[Dataset listings of figures]
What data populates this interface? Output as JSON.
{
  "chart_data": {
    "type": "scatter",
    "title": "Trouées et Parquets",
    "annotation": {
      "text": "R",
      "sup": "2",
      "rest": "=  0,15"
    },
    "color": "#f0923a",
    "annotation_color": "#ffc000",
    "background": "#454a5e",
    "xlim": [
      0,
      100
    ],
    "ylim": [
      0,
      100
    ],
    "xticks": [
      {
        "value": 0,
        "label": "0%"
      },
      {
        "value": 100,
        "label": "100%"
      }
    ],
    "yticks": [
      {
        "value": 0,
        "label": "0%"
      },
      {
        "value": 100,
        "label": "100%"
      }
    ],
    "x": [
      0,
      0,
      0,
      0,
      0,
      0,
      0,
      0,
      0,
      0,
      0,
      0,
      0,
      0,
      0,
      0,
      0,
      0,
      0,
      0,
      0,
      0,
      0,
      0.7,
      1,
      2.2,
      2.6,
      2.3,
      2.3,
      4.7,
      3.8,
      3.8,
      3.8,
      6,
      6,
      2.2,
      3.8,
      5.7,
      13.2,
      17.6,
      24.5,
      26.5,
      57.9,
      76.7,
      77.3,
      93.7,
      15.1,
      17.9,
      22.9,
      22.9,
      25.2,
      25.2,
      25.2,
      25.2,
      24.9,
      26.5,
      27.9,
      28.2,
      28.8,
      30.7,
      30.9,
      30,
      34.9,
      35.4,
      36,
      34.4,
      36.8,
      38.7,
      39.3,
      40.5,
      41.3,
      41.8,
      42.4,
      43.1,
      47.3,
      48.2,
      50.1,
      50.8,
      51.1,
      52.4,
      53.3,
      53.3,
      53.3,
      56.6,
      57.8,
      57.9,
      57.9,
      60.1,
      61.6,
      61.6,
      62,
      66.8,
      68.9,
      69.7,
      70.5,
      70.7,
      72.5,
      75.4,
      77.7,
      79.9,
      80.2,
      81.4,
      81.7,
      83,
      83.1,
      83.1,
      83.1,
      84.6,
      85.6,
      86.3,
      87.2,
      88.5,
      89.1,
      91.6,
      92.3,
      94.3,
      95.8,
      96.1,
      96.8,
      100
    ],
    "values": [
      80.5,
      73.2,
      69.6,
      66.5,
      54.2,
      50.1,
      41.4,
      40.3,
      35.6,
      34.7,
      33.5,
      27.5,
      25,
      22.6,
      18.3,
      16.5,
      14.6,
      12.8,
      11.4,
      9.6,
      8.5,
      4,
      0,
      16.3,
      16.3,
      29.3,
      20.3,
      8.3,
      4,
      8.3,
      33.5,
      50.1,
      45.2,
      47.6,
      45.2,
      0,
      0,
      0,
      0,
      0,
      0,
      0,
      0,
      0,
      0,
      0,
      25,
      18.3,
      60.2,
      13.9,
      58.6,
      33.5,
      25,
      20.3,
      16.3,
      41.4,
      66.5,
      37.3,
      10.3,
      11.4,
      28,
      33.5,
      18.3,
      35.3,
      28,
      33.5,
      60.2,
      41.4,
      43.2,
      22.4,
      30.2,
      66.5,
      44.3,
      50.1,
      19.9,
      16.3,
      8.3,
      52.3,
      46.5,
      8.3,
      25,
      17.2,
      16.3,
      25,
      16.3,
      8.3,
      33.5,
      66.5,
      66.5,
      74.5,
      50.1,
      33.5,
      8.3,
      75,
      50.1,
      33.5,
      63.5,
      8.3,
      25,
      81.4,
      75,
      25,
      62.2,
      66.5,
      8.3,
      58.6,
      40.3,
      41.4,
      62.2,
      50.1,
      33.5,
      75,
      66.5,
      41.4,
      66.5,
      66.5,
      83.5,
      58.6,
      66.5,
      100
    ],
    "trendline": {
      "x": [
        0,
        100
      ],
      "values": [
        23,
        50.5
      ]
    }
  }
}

---

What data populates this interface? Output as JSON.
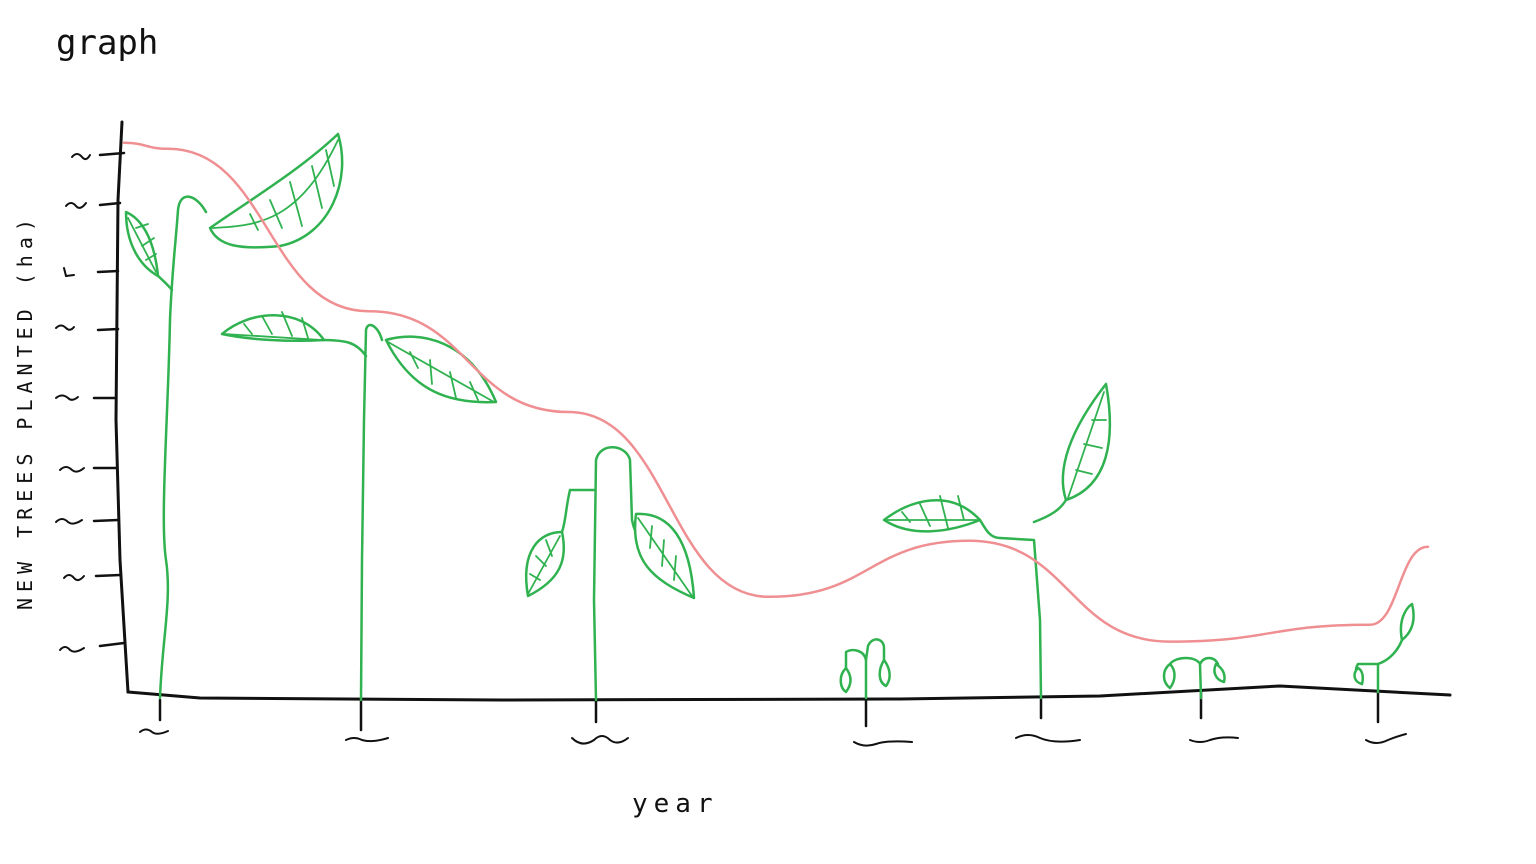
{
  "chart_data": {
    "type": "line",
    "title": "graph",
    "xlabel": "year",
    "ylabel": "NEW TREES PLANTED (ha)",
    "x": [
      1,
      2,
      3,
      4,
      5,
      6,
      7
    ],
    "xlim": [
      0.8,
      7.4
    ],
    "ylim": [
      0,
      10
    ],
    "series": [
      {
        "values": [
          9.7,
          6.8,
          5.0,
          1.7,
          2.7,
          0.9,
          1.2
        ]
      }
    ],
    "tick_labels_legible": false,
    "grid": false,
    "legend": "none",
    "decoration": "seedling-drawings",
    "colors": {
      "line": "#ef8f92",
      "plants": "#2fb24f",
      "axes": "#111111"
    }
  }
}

**DO THIS:**
Copy each line containing the word "false" from the data.

**THE OUTPUT:**
    "tick_labels_legible": false,
    "grid": false,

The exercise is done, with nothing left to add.